Mass shootings, inaction, rinse, repeat
Hello, and happy Monday to everyone. Let’s jump right in.
As I’m sure you’re well aware, a white supremacist drove to a predominantly-Black neighborhood in Buffalo, New York, where he shot and killed 10 people. In a manifesto originally posted to Google Docs on Thursday evening, the 18-year-old shooter amplified the right-wing “great replacement” conspiracy theory, alleging that a group of powerful elites is trying to replace white Americans through immigration.
NBC’s Ben Collins has a summary of the document, which cites 4chan as the venue for his radicalization, lashes out at “critical race theory,” and praises Brenton Tarrant, who murdered 51 people at a Christchurch, New Zealand, mosque in 2019. From Collins:
“Great replacement" theory has recently received support from traditional power centers of the American right. According to an AP-NORC poll released this week, one in three U.S. adults believes there is an ongoing effort “to replace U.S.-born Americans with immigrants for electoral gains.”
Fox News’ Tucker Carlson has repeatedly pushed “replacement” rhetoric on his show. “I know that the left and all the little gatekeepers on Twitter become literally hysterical if you use the term ‘replacement,’ if you suggest for the Democratic Party is trying to replace the current electorate, the voters now casting ballots, with new people, more obedient voters from the Third World,” Carlson said in April 2021.
The “great replacement” theory has inspired a number of white supremacist shooters in recent years, including the people behind the 2018 Tree of Life Synagogue massacre, the 2019 murder of 23 people in an El Paso, Texas, Walmart; and the perpetrator of the 2019 shooting at a Poway, California, synagogue. It is a dangerous, conspiratorial lie that’s taken hold of the mainstream U.S. right, and was recently highlighted in a New York Times series about Fox News and Tucker Carlson. The Times report found that Carlson has used his Tucker Carlson Tonight platform to amplify the conspiracy theory during more than 400 episodes.
“A revolutionary age is an age of action; ours is the age of advertisement and publicity. Nothing ever happens but there is immediate publicity everywhere.”
That line is from Søren Kierkegaard’s “The Present Age: On the Death of Rebellion” (yes, the namesake of this newsletter), and I frequently think about it. As someone who has analyzed and written about media and politics for years, I’ve gotten used to the publicity — and the inaction that inevitably follows.

- _OBJECTIVE A_
According to the newsletter text on mass shootings, in how many episodes did the Times report find that Carlson amplified the conspiracy theory?
- _OBJECTIVE B_
From the newsletter text on mass shootings, extract the passage beginning at the words "Mass shootings, inaction, rinse, repeat" and stopping after "Americans through immigration.".
- _OBJECTIVE C_
Write what comes next in the newsletter text on mass shootings and inaction, starting after its final sentence.

- _DATA SECTION_
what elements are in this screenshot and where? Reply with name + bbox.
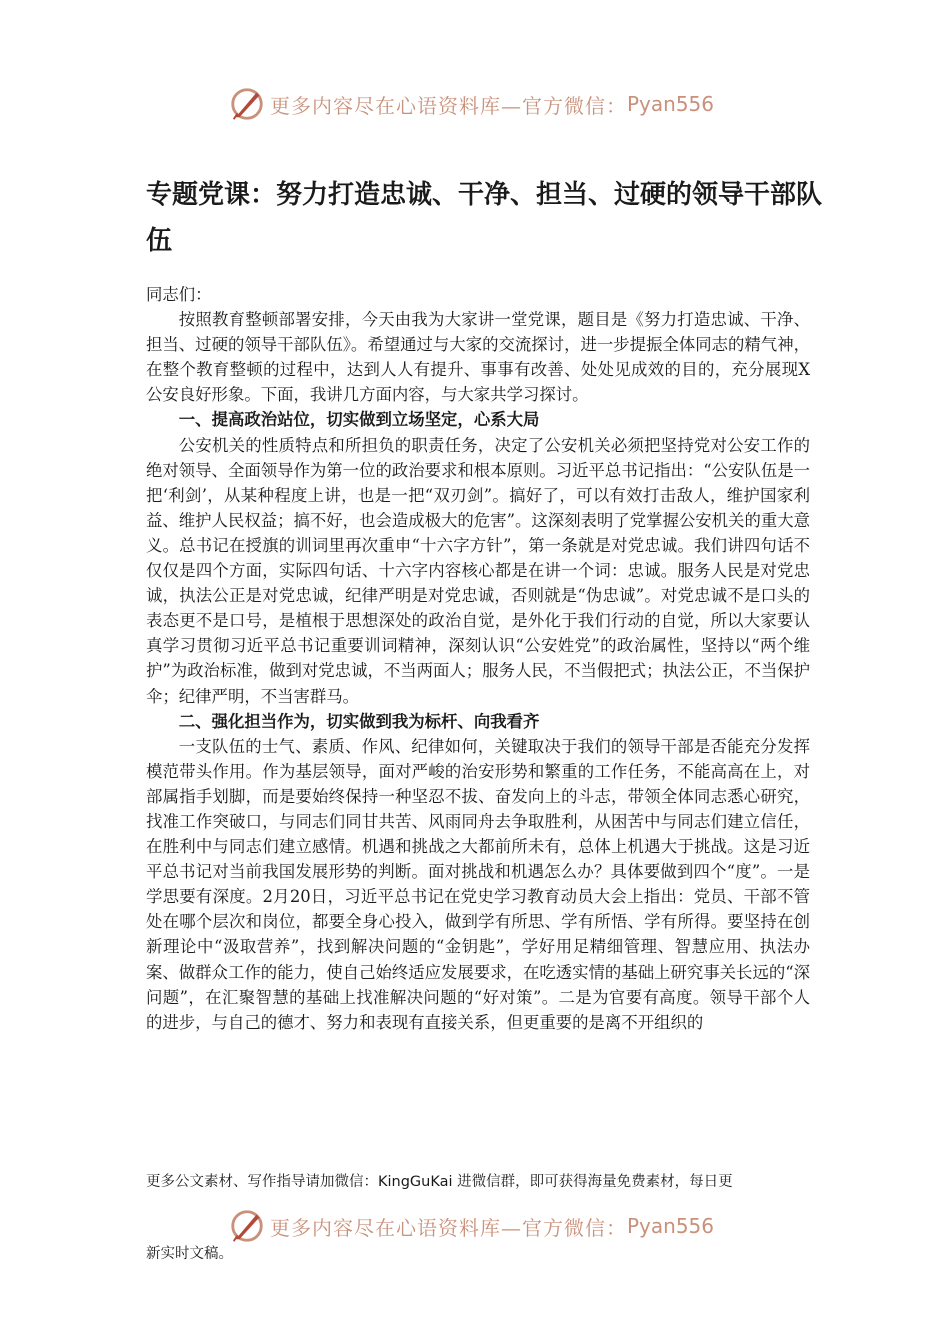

- _EXERCISE RESPONSE A_
More than 400 episodes.

- _EXERCISE RESPONSE B_
Mass shootings, inaction, rinse, repeat
Hello, and happy Monday to everyone. Let’s jump right in.
As I’m sure you’re well aware, a white supremacist drove to a predominantly-Black neighborhood in Buffalo, New York, where he shot and killed 10 people. In a manifesto originally posted to Google Docs on Thursday evening, the 18-year-old shooter amplified the right-wing “great replacement” conspiracy theory, alleging that a group of powerful elites is trying to replace white Americans through immigration.

- _EXERCISE RESPONSE C_
“‘No Way To Prevent This,’ Says Only Nation Where This Regularly Happens,” has been one of The Onion’s longest-running and most depressing bits. First posted in May 2014 following incel shooter Elliot Rodger’s misogynistic rampage, this same article has gotten a new version (same text, just swapped out details) in June 2015 (Charleston, South Carolina), October 2015 (Roseburg, Oregon), December 2015 (San Bernardino, California), December 2017 (Las Vegas, Nevada), November 2017 (Sutherland Springs, Texas), February 2018 (Parkland, Florida), May 2018 (Santa Fe, Texas), September 2018 (Bakersfield, California), October 2018 (Pittsburgh, Pennsylvania), November 2018 (Thousand Oaks, California), June 2019 (Virginia Beach, Virginia), August 2019 (El Paso, Texas), August 2019 again (Dayton, Ohio), February 2020 (Milwaukee, Wisconsin), March 2021 (Atlanta, Georgia), March 2021 again (Boulder, Colorado), April 2021 (Indianapolis, Indiana), May 2021 (San Jose, California), and again this month.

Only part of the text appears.